[Start Record set]
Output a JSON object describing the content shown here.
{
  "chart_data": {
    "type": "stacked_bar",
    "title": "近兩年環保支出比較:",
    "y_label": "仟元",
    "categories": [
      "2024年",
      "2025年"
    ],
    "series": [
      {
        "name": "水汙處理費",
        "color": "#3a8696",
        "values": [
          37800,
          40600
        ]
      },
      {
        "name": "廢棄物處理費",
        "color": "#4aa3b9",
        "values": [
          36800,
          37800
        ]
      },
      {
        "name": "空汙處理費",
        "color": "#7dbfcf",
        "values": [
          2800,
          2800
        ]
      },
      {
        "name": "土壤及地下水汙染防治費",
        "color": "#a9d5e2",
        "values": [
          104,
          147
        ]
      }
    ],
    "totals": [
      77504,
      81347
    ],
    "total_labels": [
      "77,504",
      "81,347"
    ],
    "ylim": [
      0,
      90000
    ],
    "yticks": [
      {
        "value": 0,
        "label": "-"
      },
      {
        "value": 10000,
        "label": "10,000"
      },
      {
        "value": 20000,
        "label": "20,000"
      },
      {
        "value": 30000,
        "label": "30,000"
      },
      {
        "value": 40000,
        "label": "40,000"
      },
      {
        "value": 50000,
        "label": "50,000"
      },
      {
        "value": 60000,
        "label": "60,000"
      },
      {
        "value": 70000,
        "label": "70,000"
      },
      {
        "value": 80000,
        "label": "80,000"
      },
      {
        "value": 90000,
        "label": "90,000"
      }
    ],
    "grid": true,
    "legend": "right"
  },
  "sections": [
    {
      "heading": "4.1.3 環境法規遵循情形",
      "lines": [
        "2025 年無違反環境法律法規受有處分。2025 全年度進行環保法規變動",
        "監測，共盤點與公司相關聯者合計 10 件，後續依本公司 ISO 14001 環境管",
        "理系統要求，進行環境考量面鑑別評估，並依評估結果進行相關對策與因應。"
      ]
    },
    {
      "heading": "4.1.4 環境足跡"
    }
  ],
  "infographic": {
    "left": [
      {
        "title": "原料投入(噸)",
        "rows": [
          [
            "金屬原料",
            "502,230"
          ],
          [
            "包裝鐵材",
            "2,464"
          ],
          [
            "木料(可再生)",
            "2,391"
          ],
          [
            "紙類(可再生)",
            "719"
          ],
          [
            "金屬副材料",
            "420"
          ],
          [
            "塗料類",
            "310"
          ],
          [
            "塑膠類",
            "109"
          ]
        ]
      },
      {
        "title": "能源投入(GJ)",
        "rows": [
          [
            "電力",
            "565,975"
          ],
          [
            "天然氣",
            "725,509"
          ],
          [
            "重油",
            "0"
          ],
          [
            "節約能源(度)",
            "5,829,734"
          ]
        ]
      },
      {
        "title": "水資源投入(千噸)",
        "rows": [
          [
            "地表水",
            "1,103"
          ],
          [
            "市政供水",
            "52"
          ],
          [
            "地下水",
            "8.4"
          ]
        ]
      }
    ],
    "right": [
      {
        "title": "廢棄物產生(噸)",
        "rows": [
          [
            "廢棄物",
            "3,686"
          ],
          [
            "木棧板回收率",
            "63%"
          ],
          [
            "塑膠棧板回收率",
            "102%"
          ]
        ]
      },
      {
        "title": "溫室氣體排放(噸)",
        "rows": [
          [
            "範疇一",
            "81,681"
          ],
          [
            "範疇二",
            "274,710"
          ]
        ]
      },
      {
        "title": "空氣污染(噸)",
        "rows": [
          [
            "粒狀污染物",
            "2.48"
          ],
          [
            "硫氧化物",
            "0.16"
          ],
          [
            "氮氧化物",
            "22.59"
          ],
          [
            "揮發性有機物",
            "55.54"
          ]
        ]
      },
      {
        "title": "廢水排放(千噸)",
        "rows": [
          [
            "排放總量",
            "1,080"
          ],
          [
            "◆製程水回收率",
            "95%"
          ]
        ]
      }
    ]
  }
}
[End Record set]
Repeat all the entries word for word.

▶ Response for this exercise
Output a JSON object describing the content shown here.
{
  "chart_data": {
    "type": "stacked_bar",
    "title": "近兩年環保支出比較:",
    "y_label": "仟元",
    "categories": [
      "2024年",
      "2025年"
    ],
    "series": [
      {
        "name": "水汙處理費",
        "color": "#3a8696",
        "values": [
          37800,
          40600
        ]
      },
      {
        "name": "廢棄物處理費",
        "color": "#4aa3b9",
        "values": [
          36800,
          37800
        ]
      },
      {
        "name": "空汙處理費",
        "color": "#7dbfcf",
        "values": [
          2800,
          2800
        ]
      },
      {
        "name": "土壤及地下水汙染防治費",
        "color": "#a9d5e2",
        "values": [
          104,
          147
        ]
      }
    ],
    "totals": [
      77504,
      81347
    ],
    "total_labels": [
      "77,504",
      "81,347"
    ],
    "ylim": [
      0,
      90000
    ],
    "yticks": [
      {
        "value": 0,
        "label": "-"
      },
      {
        "value": 10000,
        "label": "10,000"
      },
      {
        "value": 20000,
        "label": "20,000"
      },
      {
        "value": 30000,
        "label": "30,000"
      },
      {
        "value": 40000,
        "label": "40,000"
      },
      {
        "value": 50000,
        "label": "50,000"
      },
      {
        "value": 60000,
        "label": "60,000"
      },
      {
        "value": 70000,
        "label": "70,000"
      },
      {
        "value": 80000,
        "label": "80,000"
      },
      {
        "value": 90000,
        "label": "90,000"
      }
    ],
    "grid": true,
    "legend": "right"
  },
  "sections": [
    {
      "heading": "4.1.3 環境法規遵循情形",
      "lines": [
        "2025 年無違反環境法律法規受有處分。2025 全年度進行環保法規變動",
        "監測，共盤點與公司相關聯者合計 10 件，後續依本公司 ISO 14001 環境管",
        "理系統要求，進行環境考量面鑑別評估，並依評估結果進行相關對策與因應。"
      ]
    },
    {
      "heading": "4.1.4 環境足跡"
    }
  ],
  "infographic": {
    "left": [
      {
        "title": "原料投入(噸)",
        "rows": [
          [
            "金屬原料",
            "502,230"
          ],
          [
            "包裝鐵材",
            "2,464"
          ],
          [
            "木料(可再生)",
            "2,391"
          ],
          [
            "紙類(可再生)",
            "719"
          ],
          [
            "金屬副材料",
            "420"
          ],
          [
            "塗料類",
            "310"
          ],
          [
            "塑膠類",
            "109"
          ]
        ]
      },
      {
        "title": "能源投入(GJ)",
        "rows": [
          [
            "電力",
            "565,975"
          ],
          [
            "天然氣",
            "725,509"
          ],
          [
            "重油",
            "0"
          ],
          [
            "節約能源(度)",
            "5,829,734"
          ]
        ]
      },
      {
        "title": "水資源投入(千噸)",
        "rows": [
          [
            "地表水",
            "1,103"
          ],
          [
            "市政供水",
            "52"
          ],
          [
            "地下水",
            "8.4"
          ]
        ]
      }
    ],
    "right": [
      {
        "title": "廢棄物產生(噸)",
        "rows": [
          [
            "廢棄物",
            "3,686"
          ],
          [
            "木棧板回收率",
            "63%"
          ],
          [
            "塑膠棧板回收率",
            "102%"
          ]
        ]
      },
      {
        "title": "溫室氣體排放(噸)",
        "rows": [
          [
            "範疇一",
            "81,681"
          ],
          [
            "範疇二",
            "274,710"
          ]
        ]
      },
      {
        "title": "空氣污染(噸)",
        "rows": [
          [
            "粒狀污染物",
            "2.48"
          ],
          [
            "硫氧化物",
            "0.16"
          ],
          [
            "氮氧化物",
            "22.59"
          ],
          [
            "揮發性有機物",
            "55.54"
          ]
        ]
      },
      {
        "title": "廢水排放(千噸)",
        "rows": [
          [
            "排放總量",
            "1,080"
          ],
          [
            "◆製程水回收率",
            "95%"
          ]
        ]
      }
    ]
  }
}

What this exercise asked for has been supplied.